A block of data:
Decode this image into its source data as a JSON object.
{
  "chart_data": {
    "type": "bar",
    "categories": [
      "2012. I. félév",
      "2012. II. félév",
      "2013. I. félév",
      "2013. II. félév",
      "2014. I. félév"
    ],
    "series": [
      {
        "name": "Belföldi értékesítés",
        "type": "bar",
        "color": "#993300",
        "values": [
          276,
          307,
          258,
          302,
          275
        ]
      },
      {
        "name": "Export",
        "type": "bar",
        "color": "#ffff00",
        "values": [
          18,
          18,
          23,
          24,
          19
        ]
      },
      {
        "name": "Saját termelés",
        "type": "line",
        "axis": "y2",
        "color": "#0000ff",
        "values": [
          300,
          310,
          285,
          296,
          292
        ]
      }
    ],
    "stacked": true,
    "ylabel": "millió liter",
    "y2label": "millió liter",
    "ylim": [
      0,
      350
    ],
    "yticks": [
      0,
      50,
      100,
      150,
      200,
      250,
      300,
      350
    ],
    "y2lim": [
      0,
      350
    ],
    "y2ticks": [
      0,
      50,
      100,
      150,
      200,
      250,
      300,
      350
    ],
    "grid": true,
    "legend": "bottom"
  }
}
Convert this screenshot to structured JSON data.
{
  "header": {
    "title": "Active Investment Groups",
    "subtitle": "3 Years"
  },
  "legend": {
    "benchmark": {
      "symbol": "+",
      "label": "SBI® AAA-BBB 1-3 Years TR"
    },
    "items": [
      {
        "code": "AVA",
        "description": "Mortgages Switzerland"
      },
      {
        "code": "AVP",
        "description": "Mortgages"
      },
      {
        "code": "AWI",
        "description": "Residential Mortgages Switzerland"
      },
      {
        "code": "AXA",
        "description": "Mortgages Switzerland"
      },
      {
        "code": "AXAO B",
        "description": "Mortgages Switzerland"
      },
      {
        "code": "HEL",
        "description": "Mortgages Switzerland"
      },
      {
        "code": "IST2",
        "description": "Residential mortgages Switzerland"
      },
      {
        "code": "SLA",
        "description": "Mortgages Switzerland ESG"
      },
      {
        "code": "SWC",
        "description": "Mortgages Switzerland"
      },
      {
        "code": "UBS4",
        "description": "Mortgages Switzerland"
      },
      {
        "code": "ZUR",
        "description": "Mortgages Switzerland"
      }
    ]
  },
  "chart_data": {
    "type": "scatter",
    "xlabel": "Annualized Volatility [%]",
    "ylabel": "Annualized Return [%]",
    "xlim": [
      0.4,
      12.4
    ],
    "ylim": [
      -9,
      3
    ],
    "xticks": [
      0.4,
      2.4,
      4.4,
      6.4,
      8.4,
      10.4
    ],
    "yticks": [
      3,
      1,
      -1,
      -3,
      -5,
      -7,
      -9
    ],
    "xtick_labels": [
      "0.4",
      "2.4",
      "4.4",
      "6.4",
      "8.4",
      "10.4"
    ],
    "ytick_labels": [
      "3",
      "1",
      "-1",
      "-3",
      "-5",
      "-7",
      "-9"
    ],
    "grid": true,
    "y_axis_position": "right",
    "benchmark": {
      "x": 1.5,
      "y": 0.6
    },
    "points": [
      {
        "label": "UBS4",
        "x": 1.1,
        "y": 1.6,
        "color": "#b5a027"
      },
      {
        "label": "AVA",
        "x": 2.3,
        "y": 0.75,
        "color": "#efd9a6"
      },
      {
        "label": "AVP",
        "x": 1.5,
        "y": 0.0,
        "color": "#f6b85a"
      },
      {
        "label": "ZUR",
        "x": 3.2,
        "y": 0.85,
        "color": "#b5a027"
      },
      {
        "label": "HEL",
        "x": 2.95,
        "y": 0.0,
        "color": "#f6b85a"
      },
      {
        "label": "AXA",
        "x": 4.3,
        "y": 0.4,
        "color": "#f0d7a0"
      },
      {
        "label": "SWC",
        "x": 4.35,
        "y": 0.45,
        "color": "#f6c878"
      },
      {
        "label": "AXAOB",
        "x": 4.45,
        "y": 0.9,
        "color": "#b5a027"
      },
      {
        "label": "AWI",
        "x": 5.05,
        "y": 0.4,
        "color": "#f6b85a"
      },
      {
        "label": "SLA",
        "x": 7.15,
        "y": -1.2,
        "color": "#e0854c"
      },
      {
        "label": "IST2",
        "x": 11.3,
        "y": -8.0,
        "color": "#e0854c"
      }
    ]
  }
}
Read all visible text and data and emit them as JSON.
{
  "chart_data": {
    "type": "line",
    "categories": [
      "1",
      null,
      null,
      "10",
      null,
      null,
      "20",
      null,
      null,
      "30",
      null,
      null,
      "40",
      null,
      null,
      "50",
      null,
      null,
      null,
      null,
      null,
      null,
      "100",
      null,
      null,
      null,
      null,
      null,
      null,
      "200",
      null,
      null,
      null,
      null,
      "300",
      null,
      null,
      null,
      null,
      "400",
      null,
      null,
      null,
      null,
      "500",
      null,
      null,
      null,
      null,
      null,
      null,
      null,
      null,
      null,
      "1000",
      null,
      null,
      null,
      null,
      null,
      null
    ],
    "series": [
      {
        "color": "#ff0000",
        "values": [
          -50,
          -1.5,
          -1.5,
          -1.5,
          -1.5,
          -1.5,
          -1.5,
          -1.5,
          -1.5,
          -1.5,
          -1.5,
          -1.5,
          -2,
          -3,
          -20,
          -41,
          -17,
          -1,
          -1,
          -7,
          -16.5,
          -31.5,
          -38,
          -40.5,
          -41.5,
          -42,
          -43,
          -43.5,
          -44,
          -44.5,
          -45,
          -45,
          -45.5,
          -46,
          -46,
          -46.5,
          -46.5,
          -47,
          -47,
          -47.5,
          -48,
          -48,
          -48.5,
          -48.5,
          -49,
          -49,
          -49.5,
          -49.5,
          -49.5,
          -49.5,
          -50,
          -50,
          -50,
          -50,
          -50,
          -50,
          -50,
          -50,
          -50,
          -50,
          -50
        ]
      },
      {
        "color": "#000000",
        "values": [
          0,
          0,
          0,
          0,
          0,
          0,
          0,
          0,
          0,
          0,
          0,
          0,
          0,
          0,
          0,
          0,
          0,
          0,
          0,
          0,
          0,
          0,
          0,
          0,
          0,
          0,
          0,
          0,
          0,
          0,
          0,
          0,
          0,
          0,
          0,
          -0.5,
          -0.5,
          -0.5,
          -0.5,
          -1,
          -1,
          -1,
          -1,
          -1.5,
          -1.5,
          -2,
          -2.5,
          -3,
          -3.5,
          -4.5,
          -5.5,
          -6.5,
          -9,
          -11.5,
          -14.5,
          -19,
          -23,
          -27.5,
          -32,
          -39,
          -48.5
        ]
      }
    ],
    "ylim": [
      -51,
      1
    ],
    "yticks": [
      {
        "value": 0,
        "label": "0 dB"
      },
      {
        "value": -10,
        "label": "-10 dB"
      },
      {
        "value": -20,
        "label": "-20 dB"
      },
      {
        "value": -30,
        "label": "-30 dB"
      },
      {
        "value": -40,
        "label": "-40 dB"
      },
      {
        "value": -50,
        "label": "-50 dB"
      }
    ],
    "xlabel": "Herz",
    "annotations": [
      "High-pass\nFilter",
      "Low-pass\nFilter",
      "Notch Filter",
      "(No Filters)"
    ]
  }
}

> **OBJECTIVE**
Which lines in the listing above hold the word "ylabel"? Show each of them.

> **PROBLEM SOLUTION**
    "ylabel": "millió liter",
    "ylabel": "Annualized Return [%]",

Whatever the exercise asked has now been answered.